> Given task: Please reproduce the listing below word for word, from its first line through the line containing "bottom-player-bar: 01:32 reghu".

> Records provided:
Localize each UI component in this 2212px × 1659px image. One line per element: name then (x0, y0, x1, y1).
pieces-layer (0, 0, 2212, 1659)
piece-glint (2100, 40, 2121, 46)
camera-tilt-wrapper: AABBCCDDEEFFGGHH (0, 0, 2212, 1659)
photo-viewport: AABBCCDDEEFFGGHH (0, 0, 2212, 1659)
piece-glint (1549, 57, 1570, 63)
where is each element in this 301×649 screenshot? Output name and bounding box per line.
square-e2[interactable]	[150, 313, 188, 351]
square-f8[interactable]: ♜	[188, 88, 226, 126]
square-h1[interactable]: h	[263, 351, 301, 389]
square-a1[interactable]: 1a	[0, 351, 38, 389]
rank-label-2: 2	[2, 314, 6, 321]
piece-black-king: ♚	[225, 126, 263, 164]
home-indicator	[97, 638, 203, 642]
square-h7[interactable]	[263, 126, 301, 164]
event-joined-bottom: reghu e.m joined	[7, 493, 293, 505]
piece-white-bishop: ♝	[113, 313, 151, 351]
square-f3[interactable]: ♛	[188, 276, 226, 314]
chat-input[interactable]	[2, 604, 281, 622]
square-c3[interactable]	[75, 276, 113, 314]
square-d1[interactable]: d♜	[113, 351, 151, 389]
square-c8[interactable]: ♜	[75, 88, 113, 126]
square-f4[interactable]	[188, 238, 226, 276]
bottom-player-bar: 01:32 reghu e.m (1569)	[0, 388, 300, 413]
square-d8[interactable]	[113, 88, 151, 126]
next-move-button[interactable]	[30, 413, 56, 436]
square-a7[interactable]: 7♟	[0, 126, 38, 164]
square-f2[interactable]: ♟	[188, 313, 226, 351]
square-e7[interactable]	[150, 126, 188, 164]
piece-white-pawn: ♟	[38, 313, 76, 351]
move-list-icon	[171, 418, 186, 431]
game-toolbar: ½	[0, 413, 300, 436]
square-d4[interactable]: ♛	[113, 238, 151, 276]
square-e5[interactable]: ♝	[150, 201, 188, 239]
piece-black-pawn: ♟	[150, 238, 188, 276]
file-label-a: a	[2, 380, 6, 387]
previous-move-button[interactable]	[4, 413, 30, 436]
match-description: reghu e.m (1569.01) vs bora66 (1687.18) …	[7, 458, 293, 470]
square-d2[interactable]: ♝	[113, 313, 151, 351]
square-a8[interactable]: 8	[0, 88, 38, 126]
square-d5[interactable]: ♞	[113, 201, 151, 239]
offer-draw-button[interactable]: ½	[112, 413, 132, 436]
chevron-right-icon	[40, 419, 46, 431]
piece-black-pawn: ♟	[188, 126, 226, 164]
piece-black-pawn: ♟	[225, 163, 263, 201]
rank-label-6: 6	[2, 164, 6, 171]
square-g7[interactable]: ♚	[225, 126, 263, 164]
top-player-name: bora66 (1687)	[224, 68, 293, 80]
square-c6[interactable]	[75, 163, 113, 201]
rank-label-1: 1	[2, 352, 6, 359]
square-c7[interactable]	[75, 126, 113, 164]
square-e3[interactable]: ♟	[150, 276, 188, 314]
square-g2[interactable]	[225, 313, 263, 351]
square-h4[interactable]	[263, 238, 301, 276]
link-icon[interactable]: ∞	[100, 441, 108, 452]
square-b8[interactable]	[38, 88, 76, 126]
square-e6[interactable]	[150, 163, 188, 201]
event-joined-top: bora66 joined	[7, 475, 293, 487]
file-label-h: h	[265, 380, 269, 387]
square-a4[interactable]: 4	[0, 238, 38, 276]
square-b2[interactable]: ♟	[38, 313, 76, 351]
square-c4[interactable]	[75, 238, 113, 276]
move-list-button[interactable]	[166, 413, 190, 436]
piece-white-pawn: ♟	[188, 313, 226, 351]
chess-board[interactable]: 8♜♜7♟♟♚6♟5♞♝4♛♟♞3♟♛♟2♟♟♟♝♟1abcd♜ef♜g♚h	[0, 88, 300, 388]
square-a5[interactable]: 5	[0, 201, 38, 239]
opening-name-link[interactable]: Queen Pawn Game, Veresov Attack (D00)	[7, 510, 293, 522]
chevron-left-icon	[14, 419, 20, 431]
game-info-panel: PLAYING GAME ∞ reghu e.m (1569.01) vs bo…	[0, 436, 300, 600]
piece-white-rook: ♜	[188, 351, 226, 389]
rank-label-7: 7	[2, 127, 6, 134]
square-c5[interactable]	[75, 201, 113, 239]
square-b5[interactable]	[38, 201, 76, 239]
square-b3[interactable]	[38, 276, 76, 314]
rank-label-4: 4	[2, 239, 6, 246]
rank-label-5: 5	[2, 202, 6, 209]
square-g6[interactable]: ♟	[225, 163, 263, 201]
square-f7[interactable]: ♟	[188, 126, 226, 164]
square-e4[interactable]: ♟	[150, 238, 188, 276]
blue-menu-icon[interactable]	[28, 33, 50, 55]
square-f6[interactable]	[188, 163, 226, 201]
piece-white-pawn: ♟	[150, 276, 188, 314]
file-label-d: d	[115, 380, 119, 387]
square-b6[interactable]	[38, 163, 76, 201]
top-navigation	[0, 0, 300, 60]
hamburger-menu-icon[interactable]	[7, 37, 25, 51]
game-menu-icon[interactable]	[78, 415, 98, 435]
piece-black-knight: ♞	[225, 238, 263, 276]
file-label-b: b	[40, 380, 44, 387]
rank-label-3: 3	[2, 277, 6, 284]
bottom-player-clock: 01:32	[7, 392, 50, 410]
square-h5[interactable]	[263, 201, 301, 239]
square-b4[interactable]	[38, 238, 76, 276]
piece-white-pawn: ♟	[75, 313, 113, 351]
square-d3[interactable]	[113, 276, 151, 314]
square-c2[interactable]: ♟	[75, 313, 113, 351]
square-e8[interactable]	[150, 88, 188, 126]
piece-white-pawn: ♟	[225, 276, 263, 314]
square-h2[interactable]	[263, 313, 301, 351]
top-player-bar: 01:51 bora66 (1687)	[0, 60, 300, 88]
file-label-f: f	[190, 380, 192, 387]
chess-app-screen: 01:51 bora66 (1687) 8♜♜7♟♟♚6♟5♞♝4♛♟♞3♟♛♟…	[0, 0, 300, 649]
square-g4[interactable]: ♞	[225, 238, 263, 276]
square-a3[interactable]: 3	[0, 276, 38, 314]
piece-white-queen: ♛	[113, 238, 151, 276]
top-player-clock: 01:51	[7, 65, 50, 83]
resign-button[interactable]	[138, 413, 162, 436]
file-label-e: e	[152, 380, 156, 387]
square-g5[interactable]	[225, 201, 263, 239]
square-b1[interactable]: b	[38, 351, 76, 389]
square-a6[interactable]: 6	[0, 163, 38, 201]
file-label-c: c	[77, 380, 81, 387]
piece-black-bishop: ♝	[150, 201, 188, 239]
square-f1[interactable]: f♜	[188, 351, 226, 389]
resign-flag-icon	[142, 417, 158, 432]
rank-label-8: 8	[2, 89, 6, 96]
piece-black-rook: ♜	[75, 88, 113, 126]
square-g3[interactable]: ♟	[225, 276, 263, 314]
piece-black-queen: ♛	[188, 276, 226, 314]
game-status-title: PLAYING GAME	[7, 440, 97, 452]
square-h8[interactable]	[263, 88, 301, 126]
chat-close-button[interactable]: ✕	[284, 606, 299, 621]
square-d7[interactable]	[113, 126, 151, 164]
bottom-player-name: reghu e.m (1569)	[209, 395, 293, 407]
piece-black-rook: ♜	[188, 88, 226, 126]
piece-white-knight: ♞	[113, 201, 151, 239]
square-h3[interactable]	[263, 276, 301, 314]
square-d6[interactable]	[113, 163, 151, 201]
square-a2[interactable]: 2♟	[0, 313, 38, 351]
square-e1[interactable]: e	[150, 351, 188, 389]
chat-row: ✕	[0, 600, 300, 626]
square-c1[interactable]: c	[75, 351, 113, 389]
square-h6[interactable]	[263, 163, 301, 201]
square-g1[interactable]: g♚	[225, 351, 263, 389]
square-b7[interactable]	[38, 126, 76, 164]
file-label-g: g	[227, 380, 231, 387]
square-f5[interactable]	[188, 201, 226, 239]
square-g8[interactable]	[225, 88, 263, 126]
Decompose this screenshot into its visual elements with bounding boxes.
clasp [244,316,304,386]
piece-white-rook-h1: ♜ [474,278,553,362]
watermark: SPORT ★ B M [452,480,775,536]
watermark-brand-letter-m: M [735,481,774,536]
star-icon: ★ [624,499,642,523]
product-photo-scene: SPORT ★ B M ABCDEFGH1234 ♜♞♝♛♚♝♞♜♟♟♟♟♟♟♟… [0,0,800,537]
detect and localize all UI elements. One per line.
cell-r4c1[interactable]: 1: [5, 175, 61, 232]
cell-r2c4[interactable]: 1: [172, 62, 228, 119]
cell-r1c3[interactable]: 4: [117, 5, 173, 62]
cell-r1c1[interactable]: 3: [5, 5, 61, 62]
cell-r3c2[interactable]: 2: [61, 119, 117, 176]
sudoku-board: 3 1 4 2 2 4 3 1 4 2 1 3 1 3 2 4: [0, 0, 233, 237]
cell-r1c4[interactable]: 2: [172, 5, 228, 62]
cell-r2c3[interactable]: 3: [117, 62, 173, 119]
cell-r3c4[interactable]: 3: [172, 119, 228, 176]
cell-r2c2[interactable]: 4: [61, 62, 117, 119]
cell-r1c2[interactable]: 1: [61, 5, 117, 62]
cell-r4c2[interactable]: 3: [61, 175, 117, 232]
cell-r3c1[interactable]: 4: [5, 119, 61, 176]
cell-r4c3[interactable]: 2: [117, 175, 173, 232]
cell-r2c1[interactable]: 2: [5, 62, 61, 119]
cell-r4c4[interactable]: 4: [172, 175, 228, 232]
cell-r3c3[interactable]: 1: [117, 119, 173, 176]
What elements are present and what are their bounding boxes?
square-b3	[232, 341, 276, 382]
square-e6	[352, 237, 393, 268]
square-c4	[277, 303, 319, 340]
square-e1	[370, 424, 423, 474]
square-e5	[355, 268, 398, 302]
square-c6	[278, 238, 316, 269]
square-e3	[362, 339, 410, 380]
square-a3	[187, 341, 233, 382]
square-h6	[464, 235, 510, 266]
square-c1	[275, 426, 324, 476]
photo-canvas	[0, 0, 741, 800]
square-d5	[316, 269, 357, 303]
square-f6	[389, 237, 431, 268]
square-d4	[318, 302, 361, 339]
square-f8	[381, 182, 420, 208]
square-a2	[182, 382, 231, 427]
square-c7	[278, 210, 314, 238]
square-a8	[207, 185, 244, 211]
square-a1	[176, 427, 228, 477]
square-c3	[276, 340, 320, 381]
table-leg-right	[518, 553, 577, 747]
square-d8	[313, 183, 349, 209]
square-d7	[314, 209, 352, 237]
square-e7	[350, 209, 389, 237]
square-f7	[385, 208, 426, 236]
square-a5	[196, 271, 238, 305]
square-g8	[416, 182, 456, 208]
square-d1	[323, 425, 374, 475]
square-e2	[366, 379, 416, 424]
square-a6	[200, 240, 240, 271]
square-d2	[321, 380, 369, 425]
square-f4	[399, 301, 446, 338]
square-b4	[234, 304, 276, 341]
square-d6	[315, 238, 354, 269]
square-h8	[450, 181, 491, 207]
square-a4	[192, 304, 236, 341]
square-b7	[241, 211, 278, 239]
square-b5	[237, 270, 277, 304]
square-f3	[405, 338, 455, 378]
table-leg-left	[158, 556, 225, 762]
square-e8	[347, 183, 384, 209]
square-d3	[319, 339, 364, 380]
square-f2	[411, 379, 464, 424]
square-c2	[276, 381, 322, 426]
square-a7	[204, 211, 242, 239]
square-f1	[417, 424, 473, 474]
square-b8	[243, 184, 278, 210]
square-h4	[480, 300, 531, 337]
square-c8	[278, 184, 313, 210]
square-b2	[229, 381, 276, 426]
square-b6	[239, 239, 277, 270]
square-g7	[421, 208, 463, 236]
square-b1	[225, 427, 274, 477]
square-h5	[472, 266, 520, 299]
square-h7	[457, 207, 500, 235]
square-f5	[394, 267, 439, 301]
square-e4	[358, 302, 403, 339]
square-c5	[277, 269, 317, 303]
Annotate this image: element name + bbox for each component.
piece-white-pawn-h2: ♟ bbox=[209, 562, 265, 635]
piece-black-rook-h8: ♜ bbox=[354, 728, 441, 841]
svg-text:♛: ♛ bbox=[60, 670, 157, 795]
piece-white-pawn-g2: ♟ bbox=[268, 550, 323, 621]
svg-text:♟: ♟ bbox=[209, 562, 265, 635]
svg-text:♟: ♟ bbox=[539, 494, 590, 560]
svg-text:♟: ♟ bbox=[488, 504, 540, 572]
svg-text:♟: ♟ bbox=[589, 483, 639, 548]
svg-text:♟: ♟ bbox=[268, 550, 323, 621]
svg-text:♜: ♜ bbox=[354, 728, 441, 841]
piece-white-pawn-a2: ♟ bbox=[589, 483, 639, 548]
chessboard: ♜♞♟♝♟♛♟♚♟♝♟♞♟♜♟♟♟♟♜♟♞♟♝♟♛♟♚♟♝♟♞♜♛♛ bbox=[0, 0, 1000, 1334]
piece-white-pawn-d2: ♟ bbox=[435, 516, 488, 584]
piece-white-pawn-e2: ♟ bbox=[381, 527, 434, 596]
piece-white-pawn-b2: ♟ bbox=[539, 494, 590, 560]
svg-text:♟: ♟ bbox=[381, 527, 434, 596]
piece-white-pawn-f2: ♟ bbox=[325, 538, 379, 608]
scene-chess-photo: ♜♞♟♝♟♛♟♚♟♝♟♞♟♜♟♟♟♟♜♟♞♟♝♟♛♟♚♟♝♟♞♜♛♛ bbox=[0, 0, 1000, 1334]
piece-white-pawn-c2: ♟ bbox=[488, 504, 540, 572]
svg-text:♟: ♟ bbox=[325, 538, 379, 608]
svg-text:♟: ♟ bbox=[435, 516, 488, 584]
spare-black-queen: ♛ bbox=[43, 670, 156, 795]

> Expected output:
Localize each UI component in this 2212px × 1659px image. One line per element: name then (x0, y0, x1, y1).
pieces-layer (0, 0, 2212, 1659)
piece-glint (2100, 40, 2121, 46)
camera-tilt-wrapper: AABBCCDDEEFFGGHH (0, 0, 2212, 1659)
photo-viewport: AABBCCDDEEFFGGHH (0, 0, 2212, 1659)
piece-glint (1549, 57, 1570, 63)
where is each element in this 301×649 screenshot? Output name and bounding box per line.
square-e2[interactable]	[150, 313, 188, 351]
square-f8[interactable]: ♜	[188, 88, 226, 126]
square-h1[interactable]: h	[263, 351, 301, 389]
square-a1[interactable]: 1a	[0, 351, 38, 389]
rank-label-2: 2	[2, 314, 6, 321]
piece-black-king: ♚	[225, 126, 263, 164]
home-indicator	[97, 638, 203, 642]
square-h7[interactable]	[263, 126, 301, 164]
event-joined-bottom: reghu e.m joined	[7, 493, 293, 505]
piece-white-bishop: ♝	[113, 313, 151, 351]
square-f3[interactable]: ♛	[188, 276, 226, 314]
chat-input[interactable]	[2, 604, 281, 622]
square-c3[interactable]	[75, 276, 113, 314]
square-d1[interactable]: d♜	[113, 351, 151, 389]
square-c8[interactable]: ♜	[75, 88, 113, 126]
square-f4[interactable]	[188, 238, 226, 276]
bottom-player-bar: 01:32 reghu e.m (1569)	[0, 388, 300, 413]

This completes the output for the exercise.